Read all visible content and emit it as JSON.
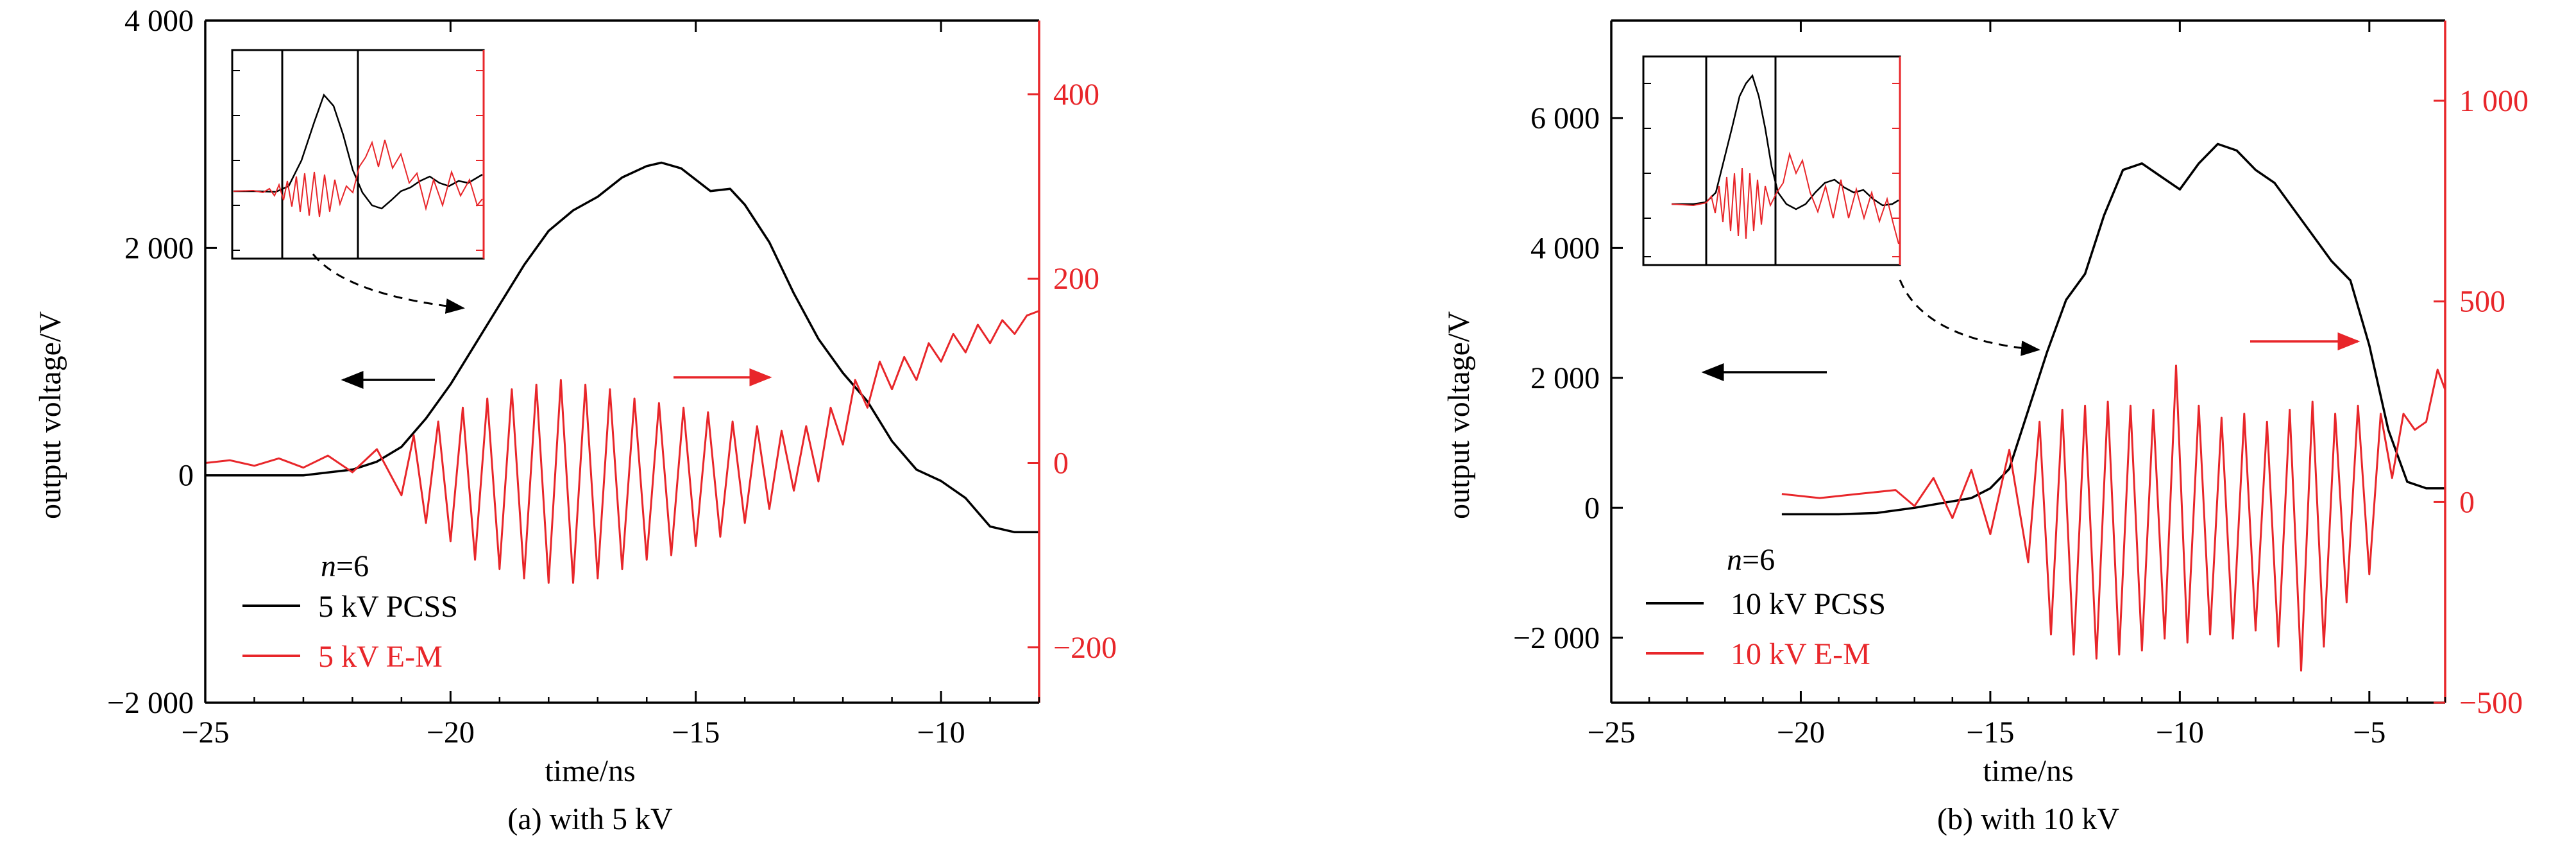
{
  "chart_data": [
    {
      "type": "line",
      "panel_caption": "(a) with 5 kV",
      "xlabel": "time/ns",
      "ylabel": "output voltage/V",
      "xlim": [
        -25,
        -8
      ],
      "ylim": [
        -2000,
        4000
      ],
      "ylim_right": [
        -260,
        480
      ],
      "x_ticks": [
        -25,
        -20,
        -15,
        -10
      ],
      "x_tick_labels": [
        "−25",
        "−20",
        "−15",
        "−10"
      ],
      "y_ticks": [
        -2000,
        0,
        2000,
        4000
      ],
      "y_tick_labels": [
        "−2 000",
        "0",
        "2 000",
        "4 000"
      ],
      "y_right_ticks": [
        -200,
        0,
        200,
        400
      ],
      "y_right_tick_labels": [
        "−200",
        "0",
        "200",
        "400"
      ],
      "annotation": "n=6",
      "annotation_italic": "n",
      "annotation_rest": "=6",
      "legend_position": "lower-left",
      "series": [
        {
          "name": "5 kV PCSS",
          "axis": "left",
          "color": "#000000",
          "x": [
            -25,
            -24,
            -23,
            -22,
            -21.5,
            -21,
            -20.5,
            -20,
            -19.5,
            -19,
            -18.5,
            -18,
            -17.5,
            -17,
            -16.5,
            -16,
            -15.7,
            -15.3,
            -15,
            -14.7,
            -14.3,
            -14,
            -13.5,
            -13,
            -12.5,
            -12,
            -11.5,
            -11,
            -10.5,
            -10,
            -9.5,
            -9,
            -8.5,
            -8
          ],
          "y": [
            0,
            0,
            0,
            50,
            120,
            250,
            500,
            800,
            1150,
            1500,
            1850,
            2150,
            2330,
            2450,
            2620,
            2720,
            2750,
            2700,
            2600,
            2500,
            2520,
            2380,
            2050,
            1600,
            1200,
            900,
            650,
            300,
            50,
            -50,
            -200,
            -450,
            -500,
            -500
          ]
        },
        {
          "name": "5 kV E-M",
          "axis": "right",
          "color": "#e8262a",
          "x": [
            -25,
            -24.5,
            -24,
            -23.5,
            -23,
            -22.5,
            -22,
            -21.5,
            -21,
            -20.75,
            -20.5,
            -20.25,
            -20,
            -19.75,
            -19.5,
            -19.25,
            -19,
            -18.75,
            -18.5,
            -18.25,
            -18,
            -17.75,
            -17.5,
            -17.25,
            -17,
            -16.75,
            -16.5,
            -16.25,
            -16,
            -15.75,
            -15.5,
            -15.25,
            -15,
            -14.75,
            -14.5,
            -14.25,
            -14,
            -13.75,
            -13.5,
            -13.25,
            -13,
            -12.75,
            -12.5,
            -12.25,
            -12,
            -11.75,
            -11.5,
            -11.25,
            -11,
            -10.75,
            -10.5,
            -10.25,
            -10,
            -9.75,
            -9.5,
            -9.25,
            -9,
            -8.75,
            -8.5,
            -8.25,
            -8
          ],
          "y": [
            0,
            3,
            -3,
            5,
            -5,
            8,
            -10,
            15,
            -35,
            30,
            -65,
            45,
            -85,
            60,
            -105,
            70,
            -115,
            80,
            -125,
            85,
            -130,
            90,
            -130,
            85,
            -125,
            80,
            -115,
            70,
            -105,
            65,
            -100,
            60,
            -90,
            55,
            -80,
            45,
            -65,
            40,
            -50,
            35,
            -30,
            40,
            -20,
            60,
            20,
            90,
            60,
            110,
            80,
            115,
            90,
            130,
            110,
            140,
            120,
            150,
            130,
            155,
            140,
            160,
            165
          ]
        }
      ]
    },
    {
      "type": "line",
      "panel_caption": "(b) with 10 kV",
      "xlabel": "time/ns",
      "ylabel": "output voltage/V",
      "xlim": [
        -25,
        -3
      ],
      "ylim": [
        -3000,
        7500
      ],
      "ylim_right": [
        -500,
        1200
      ],
      "x_ticks": [
        -25,
        -20,
        -15,
        -10,
        -5
      ],
      "x_tick_labels": [
        "−25",
        "−20",
        "−15",
        "−10",
        "−5"
      ],
      "y_ticks": [
        -2000,
        0,
        2000,
        4000,
        6000
      ],
      "y_tick_labels": [
        "−2 000",
        "0",
        "2 000",
        "4 000",
        "6 000"
      ],
      "y_right_ticks": [
        -500,
        0,
        500,
        1000
      ],
      "y_right_tick_labels": [
        "−500",
        "0",
        "500",
        "1 000"
      ],
      "annotation": "n=6",
      "annotation_italic": "n",
      "annotation_rest": "=6",
      "legend_position": "lower-left",
      "series": [
        {
          "name": "10 kV PCSS",
          "axis": "left",
          "color": "#000000",
          "x": [
            -20.5,
            -19,
            -18,
            -17,
            -16,
            -15.5,
            -15,
            -14.5,
            -14,
            -13.5,
            -13,
            -12.5,
            -12,
            -11.5,
            -11,
            -10.5,
            -10,
            -9.5,
            -9,
            -8.5,
            -8,
            -7.5,
            -7,
            -6.5,
            -6,
            -5.5,
            -5,
            -4.5,
            -4,
            -3.5,
            -3
          ],
          "y": [
            -100,
            -100,
            -80,
            0,
            100,
            150,
            300,
            600,
            1500,
            2400,
            3200,
            3600,
            4500,
            5200,
            5300,
            5100,
            4900,
            5300,
            5600,
            5500,
            5200,
            5000,
            4600,
            4200,
            3800,
            3500,
            2500,
            1200,
            400,
            300,
            300
          ]
        },
        {
          "name": "10 kV E-M",
          "axis": "right",
          "color": "#e8262a",
          "x": [
            -20.5,
            -19.5,
            -18.5,
            -17.5,
            -17,
            -16.5,
            -16,
            -15.5,
            -15,
            -14.5,
            -14,
            -13.7,
            -13.4,
            -13.1,
            -12.8,
            -12.5,
            -12.2,
            -11.9,
            -11.6,
            -11.3,
            -11,
            -10.7,
            -10.4,
            -10.1,
            -9.8,
            -9.5,
            -9.2,
            -8.9,
            -8.6,
            -8.3,
            -8,
            -7.7,
            -7.4,
            -7.1,
            -6.8,
            -6.5,
            -6.2,
            -5.9,
            -5.6,
            -5.3,
            -5,
            -4.7,
            -4.4,
            -4.1,
            -3.8,
            -3.5,
            -3.2,
            -3
          ],
          "y": [
            20,
            10,
            20,
            30,
            -10,
            60,
            -40,
            80,
            -80,
            130,
            -150,
            200,
            -330,
            230,
            -380,
            240,
            -390,
            250,
            -380,
            240,
            -370,
            230,
            -340,
            340,
            -350,
            240,
            -330,
            210,
            -340,
            220,
            -320,
            200,
            -360,
            230,
            -420,
            250,
            -360,
            220,
            -250,
            240,
            -180,
            220,
            60,
            220,
            180,
            200,
            330,
            280
          ]
        }
      ]
    }
  ]
}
══════
» **EXERCISE INSTRUCTIONS**: Lines in the records that hold the word "with" are to be counted; give only the total.

» **ANSWER TO THE EXERCISE**: 2